> _Instruction_: Show every line containing "image" by copying it.

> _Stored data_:

::::

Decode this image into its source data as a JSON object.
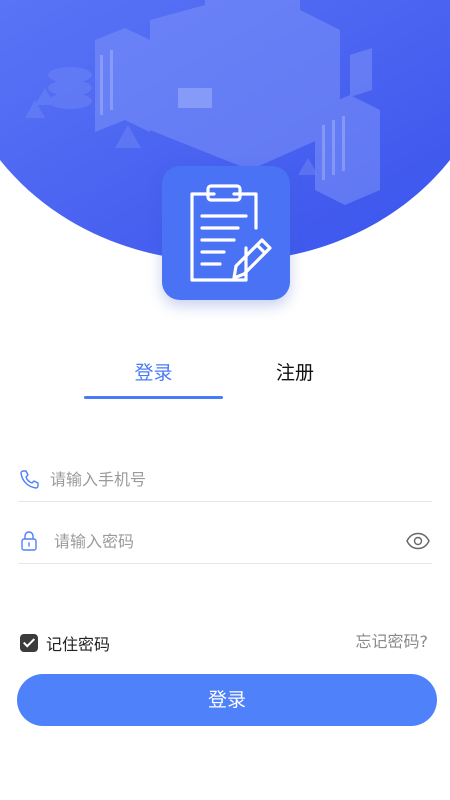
{
  "tabs": {
    "login": "登录",
    "register": "注册",
    "active": "login"
  },
  "form": {
    "phone_placeholder": "请输入手机号",
    "phone_value": "",
    "password_placeholder": "请输入密码",
    "password_value": ""
  },
  "options": {
    "remember_label": "记住密码",
    "remember_checked": true,
    "forgot_label": "忘记密码?"
  },
  "actions": {
    "login_button": "登录"
  },
  "icons": {
    "phone": "phone-icon",
    "lock": "lock-icon",
    "eye": "eye-icon",
    "logo": "clipboard-pen-icon"
  },
  "colors": {
    "primary": "#4f81fb",
    "hero_blue": "#3f5ef3",
    "active_tab": "#4a7bf7"
  }
}
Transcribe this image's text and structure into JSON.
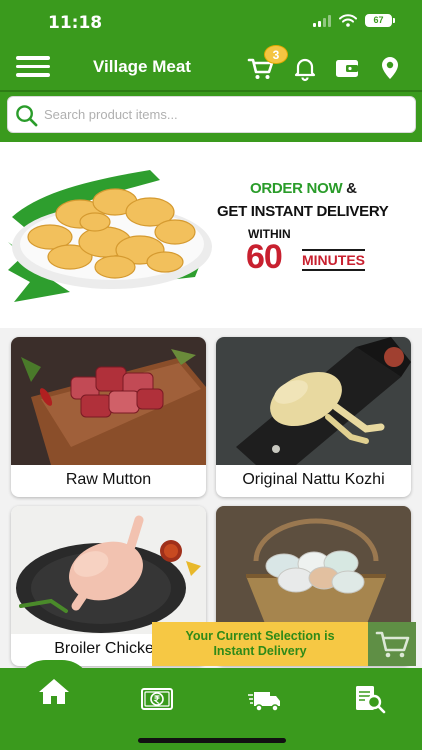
{
  "status_bar": {
    "time": "11:18",
    "battery": "67"
  },
  "header": {
    "title": "Village Meat",
    "cart_count": "3"
  },
  "search": {
    "placeholder": "Search product items..."
  },
  "banner": {
    "order_now": "ORDER NOW",
    "ampersand": "&",
    "instant_delivery": "GET INSTANT DELIVERY",
    "within": "WITHIN",
    "number": "60",
    "minutes": "MINUTES"
  },
  "categories": [
    {
      "label": "Raw Mutton"
    },
    {
      "label": "Original Nattu Kozhi"
    },
    {
      "label": "Broiler Chicken"
    },
    {
      "label": ""
    }
  ],
  "selection_toast": {
    "line1": "Your Current Selection is",
    "line2": "Instant Delivery"
  },
  "bottom_nav": [
    "home",
    "payments",
    "delivery",
    "orders"
  ],
  "colors": {
    "primary": "#3a9a1d",
    "accent": "#f6c844",
    "highlight": "#c8202f"
  }
}
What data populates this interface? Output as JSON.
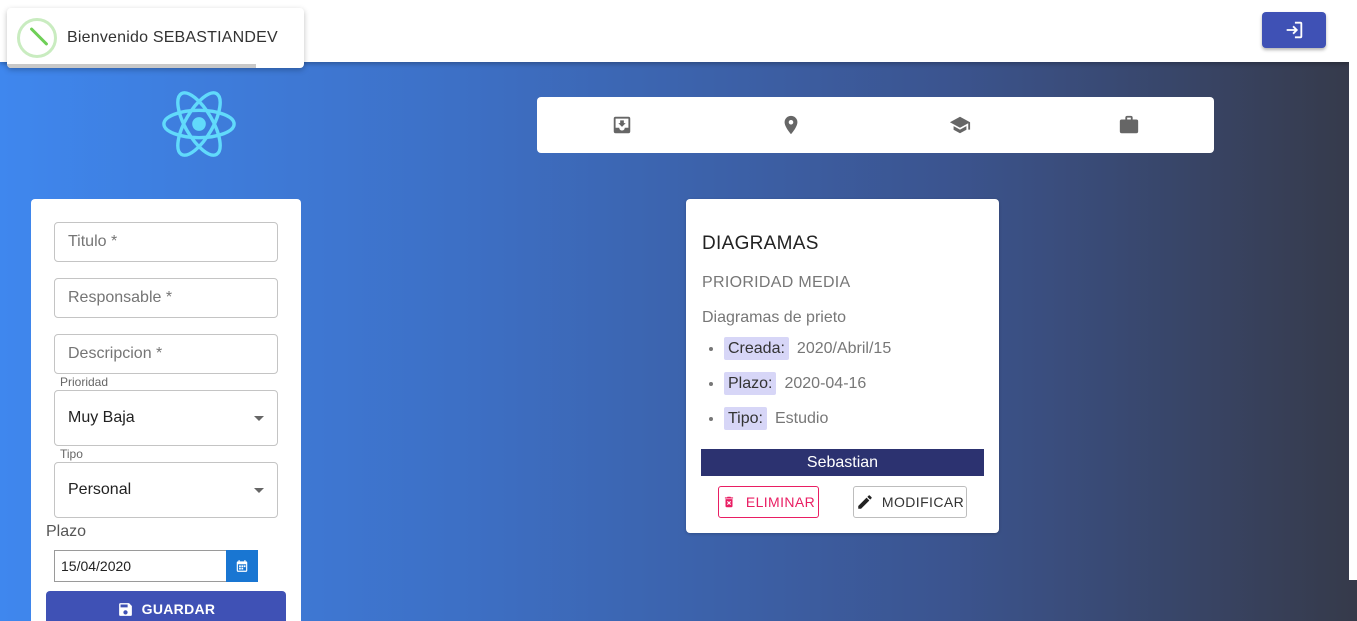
{
  "header": {
    "welcome_text": "Bienvenido SEBASTIANDEV"
  },
  "tabs": [
    {
      "icon": "inbox-icon"
    },
    {
      "icon": "location-pin-icon"
    },
    {
      "icon": "graduation-cap-icon"
    },
    {
      "icon": "briefcase-icon"
    }
  ],
  "form": {
    "titulo_placeholder": "Titulo *",
    "responsable_placeholder": "Responsable *",
    "descripcion_placeholder": "Descripcion *",
    "prioridad_label": "Prioridad",
    "prioridad_value": "Muy Baja",
    "tipo_label": "Tipo",
    "tipo_value": "Personal",
    "plazo_label": "Plazo",
    "plazo_value": "15/04/2020",
    "save_label": "GUARDAR"
  },
  "task": {
    "title": "DIAGRAMAS",
    "priority": "PRIORIDAD MEDIA",
    "description": "Diagramas de prieto",
    "details": [
      {
        "label": "Creada:",
        "value": "2020/Abril/15"
      },
      {
        "label": "Plazo:",
        "value": "2020-04-16"
      },
      {
        "label": "Tipo:",
        "value": "Estudio"
      }
    ],
    "owner": "Sebastian",
    "delete_label": "ELIMINAR",
    "modify_label": "MODIFICAR"
  },
  "colors": {
    "primary": "#3f51b5",
    "owner_bar": "#2c3270",
    "delete": "#e91e63",
    "tag_bg": "#d7d6f7",
    "react": "#61dafb"
  }
}
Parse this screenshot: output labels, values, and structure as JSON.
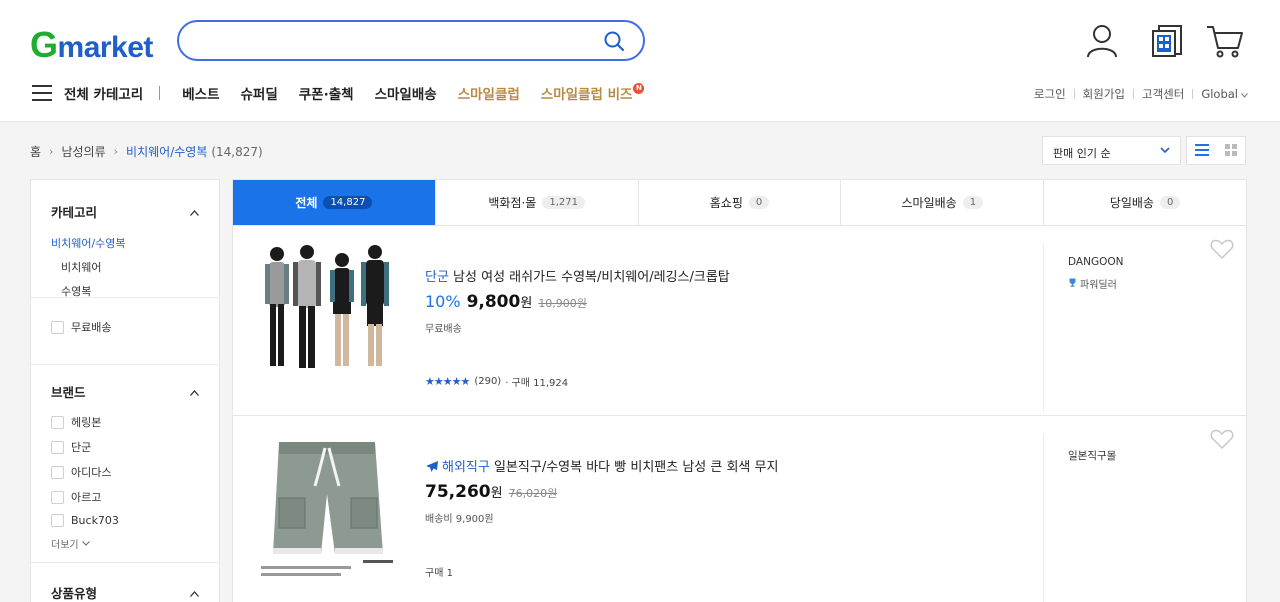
{
  "header": {
    "logo_g": "G",
    "logo_rest": "market",
    "search_placeholder": ""
  },
  "nav": {
    "all_categories": "전체 카테고리",
    "items": [
      "베스트",
      "슈퍼딜",
      "쿠폰·출첵",
      "스마일배송",
      "스마일클럽",
      "스마일클럽 비즈"
    ],
    "new_badge": "N"
  },
  "util": {
    "login": "로그인",
    "signup": "회원가입",
    "support": "고객센터",
    "global": "Global"
  },
  "breadcrumb": {
    "home": "홈",
    "level1": "남성의류",
    "current": "비치웨어/수영복",
    "count": "(14,827)"
  },
  "sort": {
    "selected": "판매 인기 순"
  },
  "sidebar": {
    "category": {
      "heading": "카테고리",
      "selected": "비치웨어/수영복",
      "subs": [
        "비치웨어",
        "수영복"
      ]
    },
    "free_shipping": "무료배송",
    "brand": {
      "heading": "브랜드",
      "items": [
        "헤링본",
        "단군",
        "아디다스",
        "아르고",
        "Buck703"
      ],
      "more": "더보기"
    },
    "product_type": {
      "heading": "상품유형"
    }
  },
  "tabs": [
    {
      "label": "전체",
      "count": "14,827"
    },
    {
      "label": "백화점·몰",
      "count": "1,271"
    },
    {
      "label": "홈쇼핑",
      "count": "0"
    },
    {
      "label": "스마일배송",
      "count": "1"
    },
    {
      "label": "당일배송",
      "count": "0"
    }
  ],
  "products": [
    {
      "brand_tag": "단군",
      "title": " 남성 여성 래쉬가드 수영복/비치웨어/레깅스/크롭탑",
      "discount": "10%",
      "price": "9,800",
      "won": "원",
      "original": "10,900원",
      "shipping": "무료배송",
      "stars": "★★★★★",
      "reviews": "(290)",
      "purchases": "· 구매 11,924",
      "seller": "DANGOON",
      "seller_badge": "파워딜러"
    },
    {
      "brand_tag": "해외직구",
      "title": " 일본직구/수영복 바다 빵 비치팬츠 남성 큰 회색 무지",
      "price": "75,260",
      "won": "원",
      "original": "76,020원",
      "shipping": "배송비 9,900원",
      "purchases": "구매 1",
      "seller": "일본직구몰"
    }
  ],
  "colors": {
    "accent_blue": "#1a73e8",
    "logo_green": "#1fad2f",
    "logo_blue": "#1f5fc8",
    "gold": "#b78a45"
  }
}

::::

> _Output of the exercise_:
Decode this image into its source data as a JSON object.
Transcribe this image's text and structure into JSON.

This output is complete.